* _Written task_
Single out each line with the word "courses" and copy it.
START Given information
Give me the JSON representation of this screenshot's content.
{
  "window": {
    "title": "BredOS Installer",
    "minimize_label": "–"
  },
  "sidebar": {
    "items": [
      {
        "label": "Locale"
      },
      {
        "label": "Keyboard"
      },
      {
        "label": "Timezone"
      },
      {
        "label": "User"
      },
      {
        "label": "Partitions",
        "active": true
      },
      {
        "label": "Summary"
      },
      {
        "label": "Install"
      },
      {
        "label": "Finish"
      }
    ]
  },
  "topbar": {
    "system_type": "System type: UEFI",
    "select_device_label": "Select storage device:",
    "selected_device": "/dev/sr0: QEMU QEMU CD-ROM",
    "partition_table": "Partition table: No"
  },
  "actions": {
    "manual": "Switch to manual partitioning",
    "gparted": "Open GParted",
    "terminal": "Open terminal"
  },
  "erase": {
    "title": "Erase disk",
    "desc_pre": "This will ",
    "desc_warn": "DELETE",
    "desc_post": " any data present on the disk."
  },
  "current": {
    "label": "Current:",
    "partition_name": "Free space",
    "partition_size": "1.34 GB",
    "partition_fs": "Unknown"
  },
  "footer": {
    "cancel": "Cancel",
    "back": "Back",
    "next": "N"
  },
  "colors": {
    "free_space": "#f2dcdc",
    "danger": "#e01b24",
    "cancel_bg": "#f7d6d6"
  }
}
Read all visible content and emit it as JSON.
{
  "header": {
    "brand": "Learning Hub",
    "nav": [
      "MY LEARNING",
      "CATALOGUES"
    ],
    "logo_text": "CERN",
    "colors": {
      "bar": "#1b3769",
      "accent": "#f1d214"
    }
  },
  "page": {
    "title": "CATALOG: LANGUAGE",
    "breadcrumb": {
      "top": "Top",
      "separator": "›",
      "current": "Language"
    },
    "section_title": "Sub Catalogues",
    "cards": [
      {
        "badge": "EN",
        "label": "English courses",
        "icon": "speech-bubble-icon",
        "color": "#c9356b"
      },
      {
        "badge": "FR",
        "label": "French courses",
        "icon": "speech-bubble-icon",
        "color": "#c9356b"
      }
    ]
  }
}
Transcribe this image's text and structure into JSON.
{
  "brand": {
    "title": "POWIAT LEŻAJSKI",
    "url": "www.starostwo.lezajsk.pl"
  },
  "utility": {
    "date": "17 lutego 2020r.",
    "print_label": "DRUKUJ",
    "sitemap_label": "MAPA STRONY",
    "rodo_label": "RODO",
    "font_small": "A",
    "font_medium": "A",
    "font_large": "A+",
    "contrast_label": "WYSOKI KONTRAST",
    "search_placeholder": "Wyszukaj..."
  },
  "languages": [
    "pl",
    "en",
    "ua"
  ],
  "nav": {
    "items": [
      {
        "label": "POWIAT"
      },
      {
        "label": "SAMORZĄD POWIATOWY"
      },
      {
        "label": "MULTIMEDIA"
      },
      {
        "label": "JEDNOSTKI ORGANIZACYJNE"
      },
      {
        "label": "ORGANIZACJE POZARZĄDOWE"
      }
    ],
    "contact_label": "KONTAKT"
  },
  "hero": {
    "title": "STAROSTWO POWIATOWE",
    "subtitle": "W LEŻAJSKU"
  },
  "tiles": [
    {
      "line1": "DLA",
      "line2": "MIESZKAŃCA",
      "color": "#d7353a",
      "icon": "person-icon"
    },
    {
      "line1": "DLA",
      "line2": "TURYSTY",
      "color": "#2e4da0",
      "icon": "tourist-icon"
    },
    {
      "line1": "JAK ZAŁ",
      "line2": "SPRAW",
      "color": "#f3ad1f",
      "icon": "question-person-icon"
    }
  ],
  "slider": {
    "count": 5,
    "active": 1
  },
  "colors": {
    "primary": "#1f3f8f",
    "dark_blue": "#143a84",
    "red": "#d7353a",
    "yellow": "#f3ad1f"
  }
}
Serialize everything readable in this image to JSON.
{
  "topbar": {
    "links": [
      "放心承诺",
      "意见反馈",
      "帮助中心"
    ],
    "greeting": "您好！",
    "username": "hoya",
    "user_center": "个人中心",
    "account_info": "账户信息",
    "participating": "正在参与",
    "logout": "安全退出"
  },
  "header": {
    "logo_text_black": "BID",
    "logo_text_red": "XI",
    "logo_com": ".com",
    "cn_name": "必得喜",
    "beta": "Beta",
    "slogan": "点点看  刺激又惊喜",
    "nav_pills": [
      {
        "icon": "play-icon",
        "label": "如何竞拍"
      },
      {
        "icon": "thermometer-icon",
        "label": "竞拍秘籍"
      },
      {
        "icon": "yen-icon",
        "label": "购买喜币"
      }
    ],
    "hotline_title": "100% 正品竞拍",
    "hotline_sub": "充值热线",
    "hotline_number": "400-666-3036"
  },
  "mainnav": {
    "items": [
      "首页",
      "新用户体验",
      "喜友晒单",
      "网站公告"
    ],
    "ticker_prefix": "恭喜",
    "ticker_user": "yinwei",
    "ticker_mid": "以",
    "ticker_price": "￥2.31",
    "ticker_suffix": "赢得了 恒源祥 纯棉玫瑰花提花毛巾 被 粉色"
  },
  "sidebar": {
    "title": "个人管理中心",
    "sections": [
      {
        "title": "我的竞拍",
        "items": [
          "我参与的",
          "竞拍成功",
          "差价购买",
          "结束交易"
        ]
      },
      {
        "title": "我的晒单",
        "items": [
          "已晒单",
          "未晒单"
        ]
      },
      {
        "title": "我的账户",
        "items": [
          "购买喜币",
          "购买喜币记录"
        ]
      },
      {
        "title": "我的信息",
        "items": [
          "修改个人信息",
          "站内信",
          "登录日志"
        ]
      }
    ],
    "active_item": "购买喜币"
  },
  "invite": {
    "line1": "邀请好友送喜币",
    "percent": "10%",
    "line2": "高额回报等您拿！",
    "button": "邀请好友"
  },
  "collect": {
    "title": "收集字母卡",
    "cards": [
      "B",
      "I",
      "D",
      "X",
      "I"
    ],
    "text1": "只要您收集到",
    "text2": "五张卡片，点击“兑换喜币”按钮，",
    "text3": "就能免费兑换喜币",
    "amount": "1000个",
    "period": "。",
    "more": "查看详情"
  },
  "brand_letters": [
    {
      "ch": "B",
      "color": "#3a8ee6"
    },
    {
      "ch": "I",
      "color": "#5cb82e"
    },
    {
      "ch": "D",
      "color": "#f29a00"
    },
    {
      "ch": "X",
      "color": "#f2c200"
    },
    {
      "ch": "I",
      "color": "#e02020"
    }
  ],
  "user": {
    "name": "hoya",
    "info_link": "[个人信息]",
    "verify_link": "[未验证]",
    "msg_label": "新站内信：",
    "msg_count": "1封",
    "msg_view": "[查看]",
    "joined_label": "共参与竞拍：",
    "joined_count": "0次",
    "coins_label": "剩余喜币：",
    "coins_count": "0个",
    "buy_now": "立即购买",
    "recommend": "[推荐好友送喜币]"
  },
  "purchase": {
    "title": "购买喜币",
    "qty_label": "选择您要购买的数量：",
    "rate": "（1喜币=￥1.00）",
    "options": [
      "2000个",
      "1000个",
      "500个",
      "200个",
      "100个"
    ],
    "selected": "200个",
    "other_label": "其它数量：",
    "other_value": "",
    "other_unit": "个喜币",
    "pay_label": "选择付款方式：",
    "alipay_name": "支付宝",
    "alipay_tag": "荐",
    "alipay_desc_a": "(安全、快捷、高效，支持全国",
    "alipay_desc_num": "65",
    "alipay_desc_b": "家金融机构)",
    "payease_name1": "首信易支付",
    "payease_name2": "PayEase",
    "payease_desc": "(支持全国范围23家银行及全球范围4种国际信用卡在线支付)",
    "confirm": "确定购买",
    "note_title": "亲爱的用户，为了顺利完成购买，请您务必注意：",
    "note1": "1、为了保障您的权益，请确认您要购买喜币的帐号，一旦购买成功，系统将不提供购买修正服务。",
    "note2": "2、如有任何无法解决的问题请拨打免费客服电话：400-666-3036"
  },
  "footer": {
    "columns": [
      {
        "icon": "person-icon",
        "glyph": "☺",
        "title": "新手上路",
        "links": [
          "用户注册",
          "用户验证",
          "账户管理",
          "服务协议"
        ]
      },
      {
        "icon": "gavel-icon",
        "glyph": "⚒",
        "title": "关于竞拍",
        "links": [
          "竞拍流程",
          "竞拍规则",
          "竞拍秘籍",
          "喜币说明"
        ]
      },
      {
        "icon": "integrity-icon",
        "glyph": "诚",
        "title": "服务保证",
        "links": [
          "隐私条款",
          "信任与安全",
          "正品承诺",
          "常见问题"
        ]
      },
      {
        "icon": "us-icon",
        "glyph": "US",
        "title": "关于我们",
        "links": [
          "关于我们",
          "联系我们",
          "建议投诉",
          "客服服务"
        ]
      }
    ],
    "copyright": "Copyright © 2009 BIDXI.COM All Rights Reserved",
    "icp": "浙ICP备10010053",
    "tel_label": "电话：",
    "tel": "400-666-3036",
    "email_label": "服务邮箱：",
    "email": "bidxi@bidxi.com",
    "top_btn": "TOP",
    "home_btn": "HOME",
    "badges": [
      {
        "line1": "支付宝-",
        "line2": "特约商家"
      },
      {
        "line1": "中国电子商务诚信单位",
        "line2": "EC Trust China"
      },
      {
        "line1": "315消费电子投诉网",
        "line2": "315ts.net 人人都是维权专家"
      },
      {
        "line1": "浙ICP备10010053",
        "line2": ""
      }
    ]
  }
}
END Given information
* _Written solution_
        "label": "English courses",
        "label": "French courses",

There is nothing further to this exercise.